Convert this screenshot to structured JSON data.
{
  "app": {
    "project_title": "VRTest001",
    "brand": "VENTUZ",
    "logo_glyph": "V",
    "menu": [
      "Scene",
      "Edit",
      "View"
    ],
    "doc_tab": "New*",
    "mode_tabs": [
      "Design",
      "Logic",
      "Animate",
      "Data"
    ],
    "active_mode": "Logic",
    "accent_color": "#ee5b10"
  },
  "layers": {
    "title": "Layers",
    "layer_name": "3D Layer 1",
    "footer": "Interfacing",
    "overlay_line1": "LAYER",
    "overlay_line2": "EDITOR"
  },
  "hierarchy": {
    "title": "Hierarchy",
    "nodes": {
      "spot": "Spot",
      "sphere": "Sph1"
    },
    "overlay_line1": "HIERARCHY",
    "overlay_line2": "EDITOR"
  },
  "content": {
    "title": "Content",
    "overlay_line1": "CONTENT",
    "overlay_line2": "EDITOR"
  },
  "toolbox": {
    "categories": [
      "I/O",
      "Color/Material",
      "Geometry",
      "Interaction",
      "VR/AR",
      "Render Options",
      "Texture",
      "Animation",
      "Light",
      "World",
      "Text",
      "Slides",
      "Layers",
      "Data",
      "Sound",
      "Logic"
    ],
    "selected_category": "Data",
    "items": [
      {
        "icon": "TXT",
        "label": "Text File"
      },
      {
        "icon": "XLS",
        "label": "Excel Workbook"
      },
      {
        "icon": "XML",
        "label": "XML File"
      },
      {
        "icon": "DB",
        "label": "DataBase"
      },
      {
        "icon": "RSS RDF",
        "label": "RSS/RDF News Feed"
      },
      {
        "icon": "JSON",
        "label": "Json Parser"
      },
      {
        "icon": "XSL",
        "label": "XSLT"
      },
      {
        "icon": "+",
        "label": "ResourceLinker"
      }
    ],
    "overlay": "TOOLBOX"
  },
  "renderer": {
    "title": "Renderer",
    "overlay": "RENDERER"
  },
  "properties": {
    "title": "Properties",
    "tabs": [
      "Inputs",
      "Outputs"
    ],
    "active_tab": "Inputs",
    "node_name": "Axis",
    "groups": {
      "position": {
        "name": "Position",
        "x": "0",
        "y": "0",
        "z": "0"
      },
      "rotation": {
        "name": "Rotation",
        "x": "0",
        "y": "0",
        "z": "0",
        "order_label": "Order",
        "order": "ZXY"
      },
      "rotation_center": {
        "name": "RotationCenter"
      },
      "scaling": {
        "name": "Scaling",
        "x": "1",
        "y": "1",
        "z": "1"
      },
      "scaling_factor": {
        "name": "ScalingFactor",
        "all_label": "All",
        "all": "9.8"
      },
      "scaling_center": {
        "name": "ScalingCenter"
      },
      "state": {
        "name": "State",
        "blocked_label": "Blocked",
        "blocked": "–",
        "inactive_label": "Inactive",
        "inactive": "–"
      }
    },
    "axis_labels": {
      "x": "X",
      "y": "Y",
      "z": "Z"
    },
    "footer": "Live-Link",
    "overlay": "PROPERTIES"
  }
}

---

**CHALLENGE**
Each line above must be printed exactly as it appears.

**FINISHED ANSWER**
Convert this screenshot to structured JSON data.
{
  "app": {
    "project_title": "VRTest001",
    "brand": "VENTUZ",
    "logo_glyph": "V",
    "menu": [
      "Scene",
      "Edit",
      "View"
    ],
    "doc_tab": "New*",
    "mode_tabs": [
      "Design",
      "Logic",
      "Animate",
      "Data"
    ],
    "active_mode": "Logic",
    "accent_color": "#ee5b10"
  },
  "layers": {
    "title": "Layers",
    "layer_name": "3D Layer 1",
    "footer": "Interfacing",
    "overlay_line1": "LAYER",
    "overlay_line2": "EDITOR"
  },
  "hierarchy": {
    "title": "Hierarchy",
    "nodes": {
      "spot": "Spot",
      "sphere": "Sph1"
    },
    "overlay_line1": "HIERARCHY",
    "overlay_line2": "EDITOR"
  },
  "content": {
    "title": "Content",
    "overlay_line1": "CONTENT",
    "overlay_line2": "EDITOR"
  },
  "toolbox": {
    "categories": [
      "I/O",
      "Color/Material",
      "Geometry",
      "Interaction",
      "VR/AR",
      "Render Options",
      "Texture",
      "Animation",
      "Light",
      "World",
      "Text",
      "Slides",
      "Layers",
      "Data",
      "Sound",
      "Logic"
    ],
    "selected_category": "Data",
    "items": [
      {
        "icon": "TXT",
        "label": "Text File"
      },
      {
        "icon": "XLS",
        "label": "Excel Workbook"
      },
      {
        "icon": "XML",
        "label": "XML File"
      },
      {
        "icon": "DB",
        "label": "DataBase"
      },
      {
        "icon": "RSS RDF",
        "label": "RSS/RDF News Feed"
      },
      {
        "icon": "JSON",
        "label": "Json Parser"
      },
      {
        "icon": "XSL",
        "label": "XSLT"
      },
      {
        "icon": "+",
        "label": "ResourceLinker"
      }
    ],
    "overlay": "TOOLBOX"
  },
  "renderer": {
    "title": "Renderer",
    "overlay": "RENDERER"
  },
  "properties": {
    "title": "Properties",
    "tabs": [
      "Inputs",
      "Outputs"
    ],
    "active_tab": "Inputs",
    "node_name": "Axis",
    "groups": {
      "position": {
        "name": "Position",
        "x": "0",
        "y": "0",
        "z": "0"
      },
      "rotation": {
        "name": "Rotation",
        "x": "0",
        "y": "0",
        "z": "0",
        "order_label": "Order",
        "order": "ZXY"
      },
      "rotation_center": {
        "name": "RotationCenter"
      },
      "scaling": {
        "name": "Scaling",
        "x": "1",
        "y": "1",
        "z": "1"
      },
      "scaling_factor": {
        "name": "ScalingFactor",
        "all_label": "All",
        "all": "9.8"
      },
      "scaling_center": {
        "name": "ScalingCenter"
      },
      "state": {
        "name": "State",
        "blocked_label": "Blocked",
        "blocked": "–",
        "inactive_label": "Inactive",
        "inactive": "–"
      }
    },
    "axis_labels": {
      "x": "X",
      "y": "Y",
      "z": "Z"
    },
    "footer": "Live-Link",
    "overlay": "PROPERTIES"
  }
}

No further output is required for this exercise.